- [Required work]:
Give back every record exactly, images excluded.

- [Records to process]:
________

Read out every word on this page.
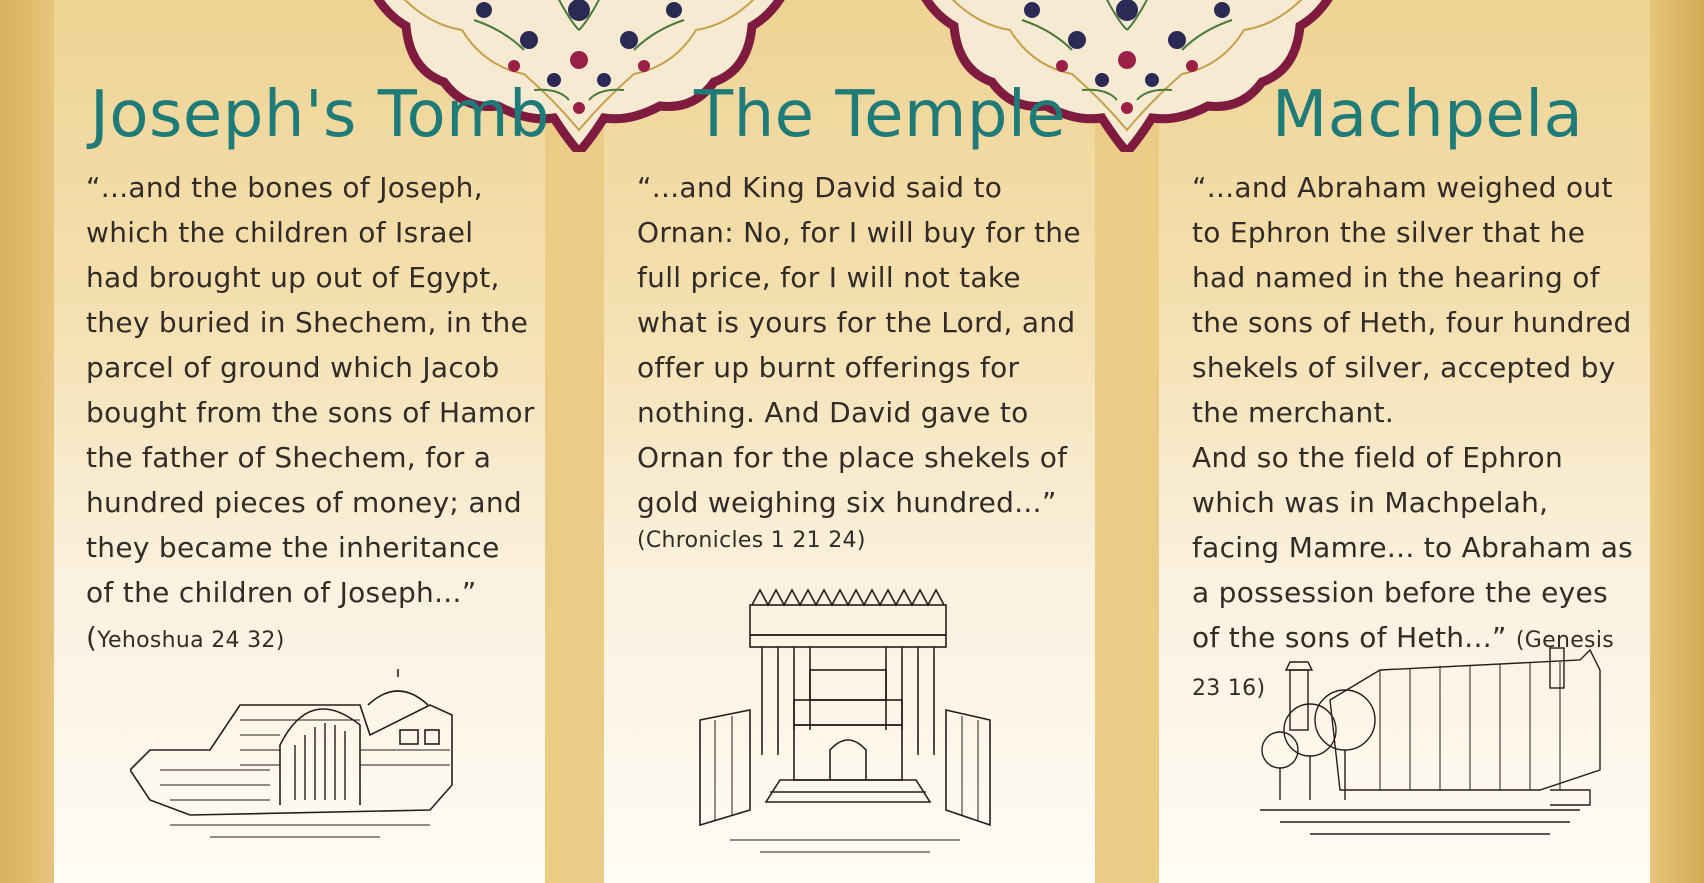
Joseph's Tomb The Temple	Machpela

“...and the bones of Joseph, which the children of Israel had brought up out of Egypt, they buried in Shechem, in the parcel of ground which Jacob bought from the sons of Hamor the father of Shechem, for a hundred pieces of money; and they became the inheritance of the children of Joseph...” (Yehoshua 24 32)

“...and King David said to Ornan: No, for I will buy for the full price, for I will not take what is yours for the Lord, and offer up burnt offerings for nothing. And David gave to Ornan for the place shekels of gold weighing six hundred...”
(Chronicles 1 21 24)

“...and Abraham weighed out to Ephron the silver that he had named in the hearing of the sons of Heth, four hundred shekels of silver, accepted by the merchant.
And so the field of Ephron which was in Machpelah, facing Mamre... to Abraham as a possession before the eyes of the sons of Heth...” (Genesis 23 16)
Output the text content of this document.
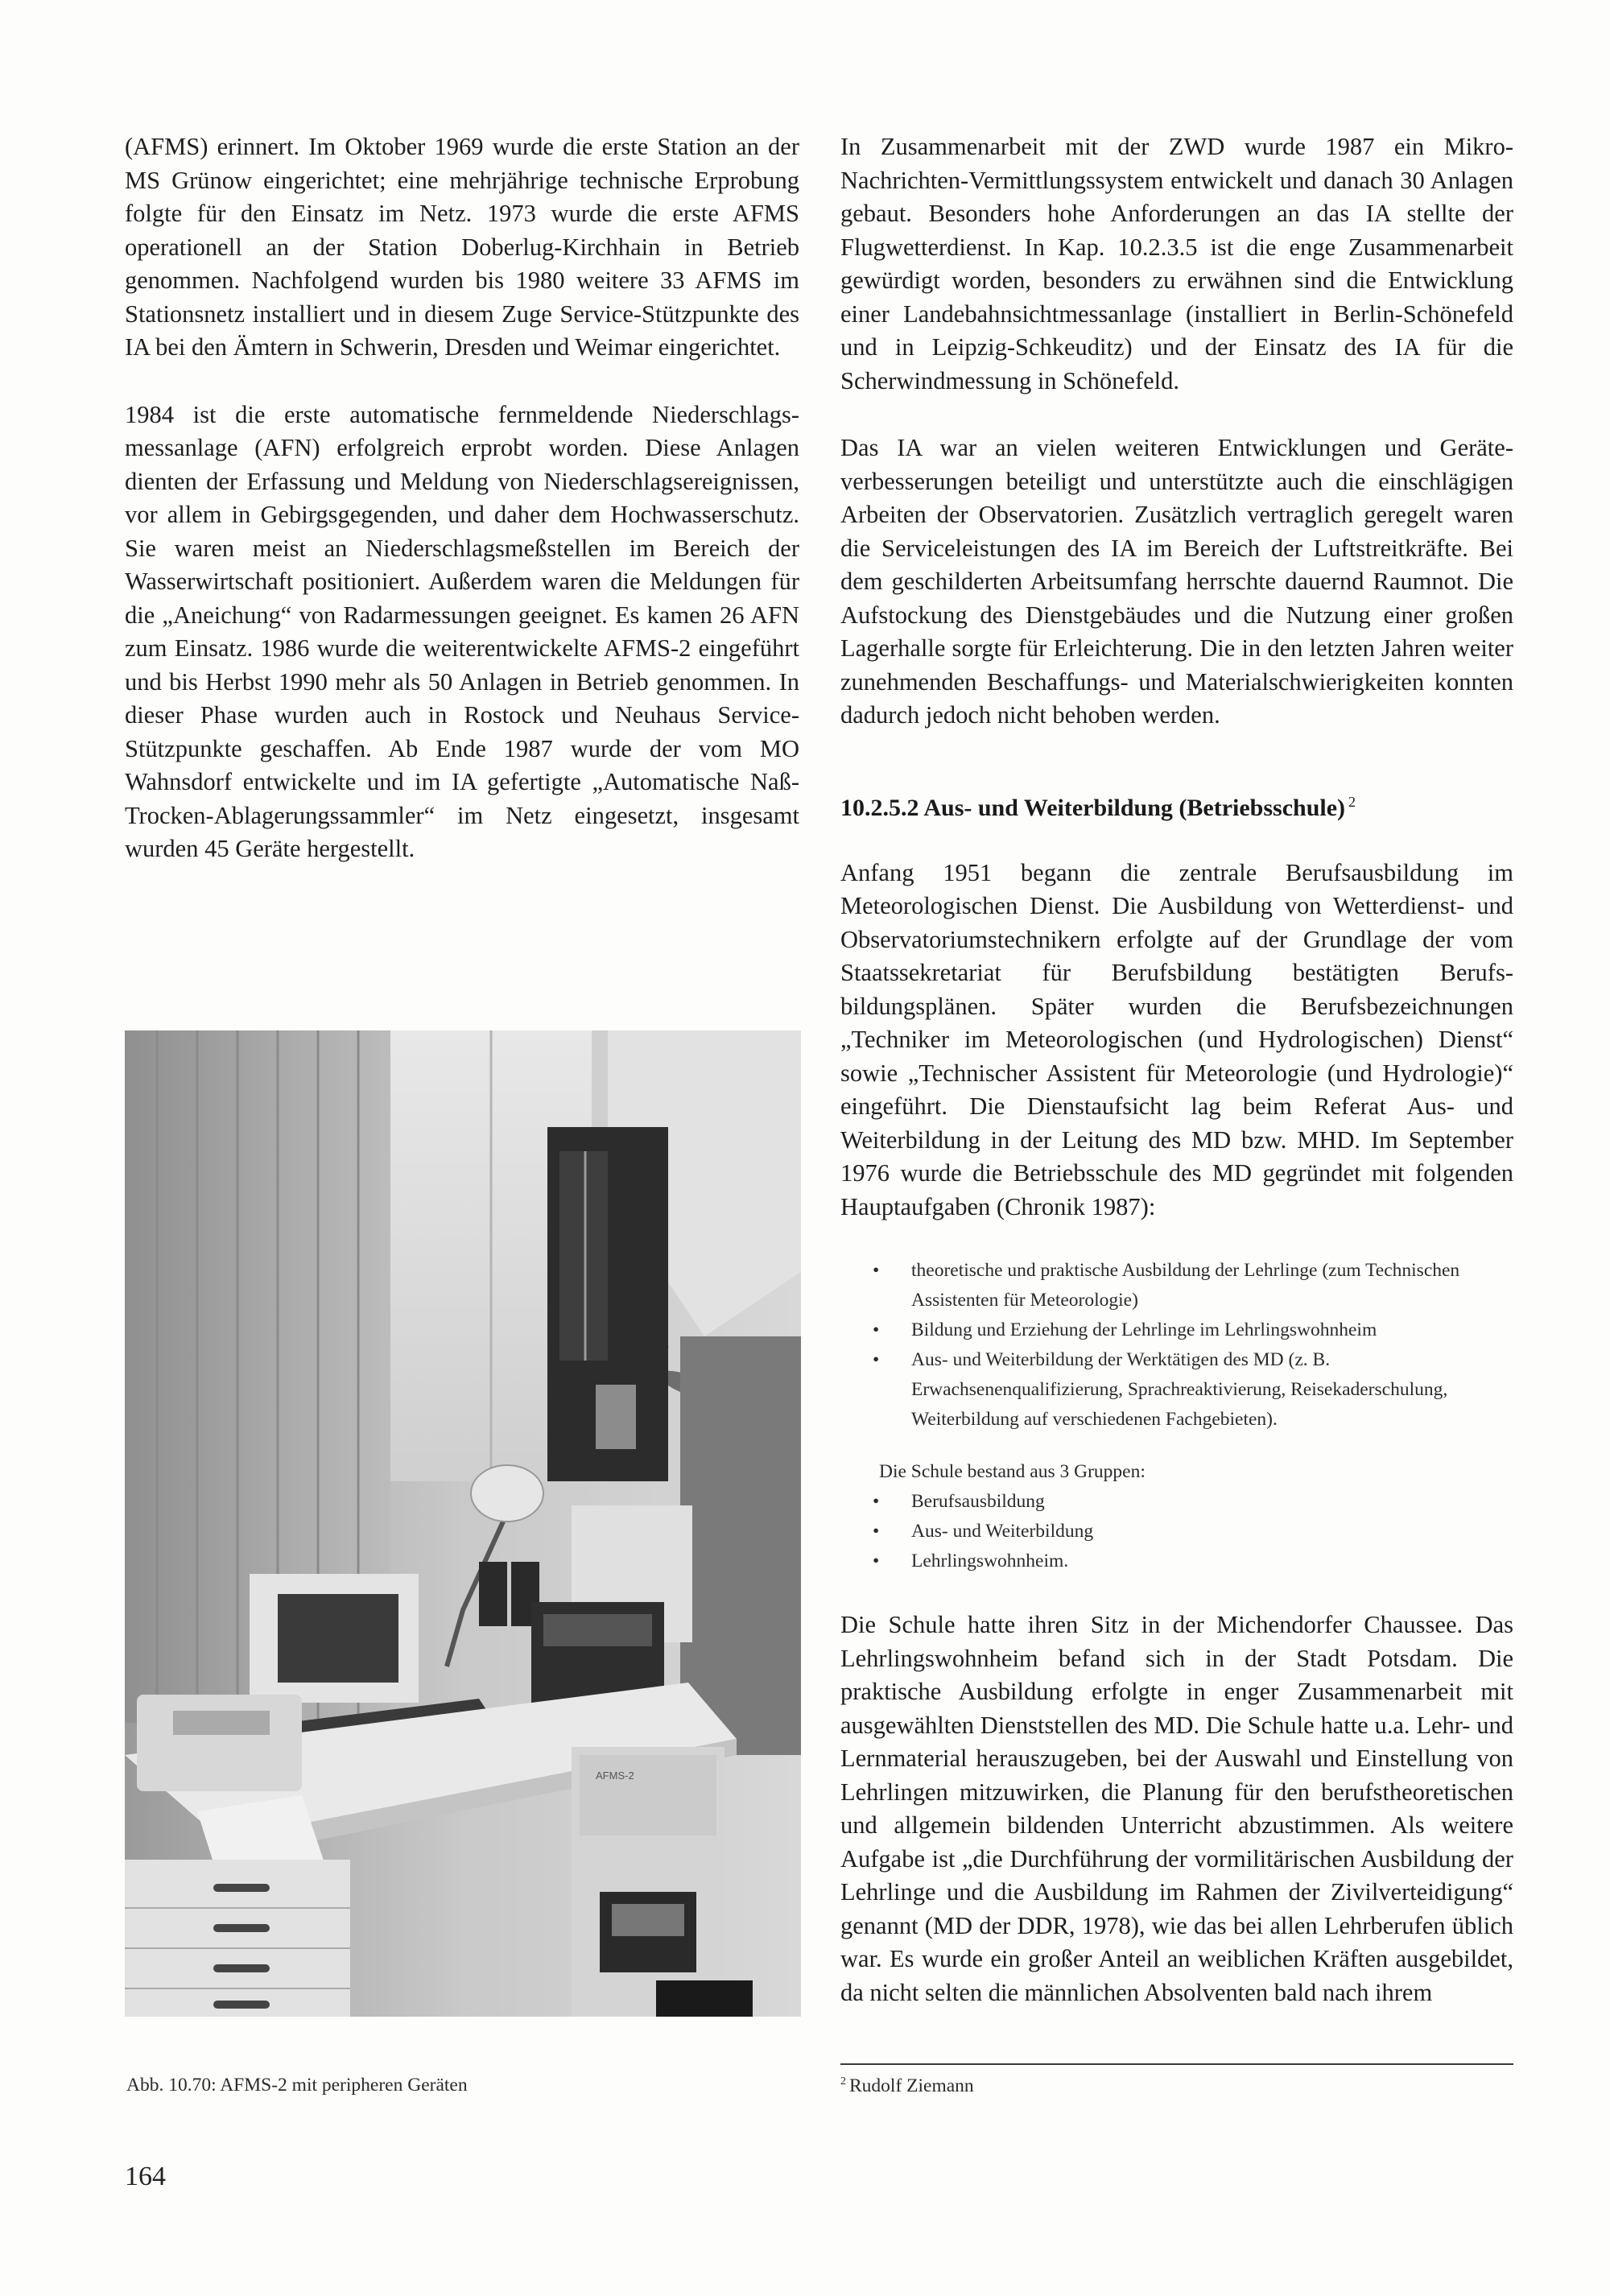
(AFMS) erinnert. Im Oktober 1969 wurde die erste Station an der MS Grünow eingerichtet; eine mehrjährige technische Erprobung folgte für den Einsatz im Netz. 1973 wurde die erste AFMS operationell an der Station Doberlug-Kirchhain in Betrieb genommen. Nachfolgend wurden bis 1980 weitere 33 AFMS im Stationsnetz installiert und in diesem Zuge Service-Stützpunkte des IA bei den Ämtern in Schwerin, Dresden und Weimar eingerichtet.

1984 ist die erste automatische fernmeldende Niederschlagsmessanlage (AFN) erfolgreich erprobt worden. Diese Anlagen dienten der Erfassung und Meldung von Niederschlagsereignissen, vor allem in Gebirgsgegenden, und daher dem Hochwasserschutz. Sie waren meist an Niederschlagsmeßstellen im Bereich der Wasserwirtschaft positioniert. Außerdem waren die Meldungen für die „Aneichung“ von Radarmessungen geeignet. Es kamen 26 AFN zum Einsatz. 1986 wurde die weiterentwickelte AFMS-2 eingeführt und bis Herbst 1990 mehr als 50 Anlagen in Betrieb genommen. In dieser Phase wurden auch in Rostock und Neuhaus Service-Stützpunkte geschaffen. Ab Ende 1987 wurde der vom MO Wahnsdorf entwickelte und im IA gefertigte „Automatische Naß-Trocken-Ablagerungssammler“ im Netz eingesetzt, insgesamt wurden 45 Geräte hergestellt.

AFMS-2

Abb. 10.70: AFMS-2 mit peripheren Geräten

In Zusammenarbeit mit der ZWD wurde 1987 ein Mikro-Nachrichten-Vermittlungssystem entwickelt und danach 30 Anlagen gebaut. Besonders hohe Anforderungen an das IA stellte der Flugwetterdienst. In Kap. 10.2.3.5 ist die enge Zusammenarbeit gewürdigt worden, besonders zu erwähnen sind die Entwicklung einer Landebahnsichtmessanlage (installiert in Berlin-Schönefeld und in Leipzig-Schkeuditz) und der Einsatz des IA für die Scherwindmessung in Schönefeld.

Das IA war an vielen weiteren Entwicklungen und Geräteverbesserungen beteiligt und unterstützte auch die einschlägigen Arbeiten der Observatorien. Zusätzlich vertraglich geregelt waren die Serviceleistungen des IA im Bereich der Luftstreitkräfte. Bei dem geschilderten Arbeitsumfang herrschte dauernd Raumnot. Die Aufstockung des Dienstgebäudes und die Nutzung einer großen Lagerhalle sorgte für Erleichterung. Die in den letzten Jahren weiter zunehmenden Beschaffungs- und Materialschwierigkeiten konnten dadurch jedoch nicht behoben werden.

10.2.5.2 Aus- und Weiterbildung (Betriebsschule) $^2$

Anfang 1951 begann die zentrale Berufsausbildung im Meteorologischen Dienst. Die Ausbildung von Wetterdienst- und Observatoriumstechnikern erfolgte auf der Grundlage der vom Staatssekretariat für Berufsbildung bestätigten Berufsbildungsplänen. Später wurden die Berufsbezeichnungen „Techniker im Meteorologischen (und Hydrologischen) Dienst“ sowie „Technischer Assistent für Meteorologie (und Hydrologie)“ eingeführt. Die Dienstaufsicht lag beim Referat Aus- und Weiterbildung in der Leitung des MD bzw. MHD. Im September 1976 wurde die Betriebsschule des MD gegründet mit folgenden Hauptaufgaben (Chronik 1987):

• theoretische und praktische Ausbildung der Lehrlinge (zum Technischen Assistenten für Meteorologie)
• Bildung und Erziehung der Lehrlinge im Lehrlingswohnheim
• Aus- und Weiterbildung der Werktätigen des MD (z. B. Erwachsenenqualifizierung, Sprachreaktivierung, Reisekaderschulung, Weiterbildung auf verschiedenen Fachgebieten).

Die Schule bestand aus 3 Gruppen:

• Berufsausbildung
• Aus- und Weiterbildung
• Lehrlingswohnheim.

Die Schule hatte ihren Sitz in der Michendorfer Chaussee. Das Lehrlingswohnheim befand sich in der Stadt Potsdam. Die praktische Ausbildung erfolgte in enger Zusammenarbeit mit ausgewählten Dienststellen des MD. Die Schule hatte u.a. Lehr- und Lernmaterial herauszugeben, bei der Auswahl und Einstellung von Lehrlingen mitzuwirken, die Planung für den berufstheoretischen und allgemein bildenden Unterricht abzustimmen. Als weitere Aufgabe ist „die Durchführung der vormilitärischen Ausbildung der Lehrlinge und die Ausbildung im Rahmen der Zivilverteidigung“ genannt (MD der DDR, 1978), wie das bei allen Lehrberufen üblich war. Es wurde ein großer Anteil an weiblichen Kräften ausgebildet, da nicht selten die männlichen Absolventen bald nach ihrem

$^2$ Rudolf Ziemann

164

________

- [Written answer]:
Read out every word on this page.
Joseph's Tomb The Temple	Machpela

“...and the bones of Joseph, which the children of Israel had brought up out of Egypt, they buried in Shechem, in the parcel of ground which Jacob bought from the sons of Hamor the father of Shechem, for a hundred pieces of money; and they became the inheritance of the children of Joseph...” (Yehoshua 24 32)

“...and King David said to Ornan: No, for I will buy for the full price, for I will not take what is yours for the Lord, and offer up burnt offerings for nothing. And David gave to Ornan for the place shekels of gold weighing six hundred...”
(Chronicles 1 21 24)

“...and Abraham weighed out to Ephron the silver that he had named in the hearing of the sons of Heth, four hundred shekels of silver, accepted by the merchant.
And so the field of Ephron which was in Machpelah, facing Mamre... to Abraham as a possession before the eyes of the sons of Heth...” (Genesis 23 16)
Output the text content of this document.
(AFMS) erinnert. Im Oktober 1969 wurde die erste Station an der MS Grünow eingerichtet; eine mehrjährige technische Erprobung folgte für den Einsatz im Netz. 1973 wurde die erste AFMS operationell an der Station Doberlug-Kirchhain in Betrieb genommen. Nachfolgend wurden bis 1980 weitere 33 AFMS im Stationsnetz installiert und in diesem Zuge Service-Stützpunkte des IA bei den Ämtern in Schwerin, Dresden und Weimar eingerichtet.

1984 ist die erste automatische fernmeldende Niederschlagsmessanlage (AFN) erfolgreich erprobt worden. Diese Anlagen dienten der Erfassung und Meldung von Niederschlagsereignissen, vor allem in Gebirgsgegenden, und daher dem Hochwasserschutz. Sie waren meist an Niederschlagsmeßstellen im Bereich der Wasserwirtschaft positioniert. Außerdem waren die Meldungen für die „Aneichung“ von Radarmessungen geeignet. Es kamen 26 AFN zum Einsatz. 1986 wurde die weiterentwickelte AFMS-2 eingeführt und bis Herbst 1990 mehr als 50 Anlagen in Betrieb genommen. In dieser Phase wurden auch in Rostock und Neuhaus Service-Stützpunkte geschaffen. Ab Ende 1987 wurde der vom MO Wahnsdorf entwickelte und im IA gefertigte „Automatische Naß-Trocken-Ablagerungssammler“ im Netz eingesetzt, insgesamt wurden 45 Geräte hergestellt.

AFMS-2

Abb. 10.70: AFMS-2 mit peripheren Geräten

In Zusammenarbeit mit der ZWD wurde 1987 ein Mikro-Nachrichten-Vermittlungssystem entwickelt und danach 30 Anlagen gebaut. Besonders hohe Anforderungen an das IA stellte der Flugwetterdienst. In Kap. 10.2.3.5 ist die enge Zusammenarbeit gewürdigt worden, besonders zu erwähnen sind die Entwicklung einer Landebahnsichtmessanlage (installiert in Berlin-Schönefeld und in Leipzig-Schkeuditz) und der Einsatz des IA für die Scherwindmessung in Schönefeld.

Das IA war an vielen weiteren Entwicklungen und Geräteverbesserungen beteiligt und unterstützte auch die einschlägigen Arbeiten der Observatorien. Zusätzlich vertraglich geregelt waren die Serviceleistungen des IA im Bereich der Luftstreitkräfte. Bei dem geschilderten Arbeitsumfang herrschte dauernd Raumnot. Die Aufstockung des Dienstgebäudes und die Nutzung einer großen Lagerhalle sorgte für Erleichterung. Die in den letzten Jahren weiter zunehmenden Beschaffungs- und Materialschwierigkeiten konnten dadurch jedoch nicht behoben werden.

10.2.5.2 Aus- und Weiterbildung (Betriebsschule) $^2$

Anfang 1951 begann die zentrale Berufsausbildung im Meteorologischen Dienst. Die Ausbildung von Wetterdienst- und Observatoriumstechnikern erfolgte auf der Grundlage der vom Staatssekretariat für Berufsbildung bestätigten Berufsbildungsplänen. Später wurden die Berufsbezeichnungen „Techniker im Meteorologischen (und Hydrologischen) Dienst“ sowie „Technischer Assistent für Meteorologie (und Hydrologie)“ eingeführt. Die Dienstaufsicht lag beim Referat Aus- und Weiterbildung in der Leitung des MD bzw. MHD. Im September 1976 wurde die Betriebsschule des MD gegründet mit folgenden Hauptaufgaben (Chronik 1987):

• theoretische und praktische Ausbildung der Lehrlinge (zum Technischen Assistenten für Meteorologie)
• Bildung und Erziehung der Lehrlinge im Lehrlingswohnheim
• Aus- und Weiterbildung der Werktätigen des MD (z. B. Erwachsenenqualifizierung, Sprachreaktivierung, Reisekaderschulung, Weiterbildung auf verschiedenen Fachgebieten).

Die Schule bestand aus 3 Gruppen:

• Berufsausbildung
• Aus- und Weiterbildung
• Lehrlingswohnheim.

Die Schule hatte ihren Sitz in der Michendorfer Chaussee. Das Lehrlingswohnheim befand sich in der Stadt Potsdam. Die praktische Ausbildung erfolgte in enger Zusammenarbeit mit ausgewählten Dienststellen des MD. Die Schule hatte u.a. Lehr- und Lernmaterial herauszugeben, bei der Auswahl und Einstellung von Lehrlingen mitzuwirken, die Planung für den berufstheoretischen und allgemein bildenden Unterricht abzustimmen. Als weitere Aufgabe ist „die Durchführung der vormilitärischen Ausbildung der Lehrlinge und die Ausbildung im Rahmen der Zivilverteidigung“ genannt (MD der DDR, 1978), wie das bei allen Lehrberufen üblich war. Es wurde ein großer Anteil an weiblichen Kräften ausgebildet, da nicht selten die männlichen Absolventen bald nach ihrem

$^2$ Rudolf Ziemann

164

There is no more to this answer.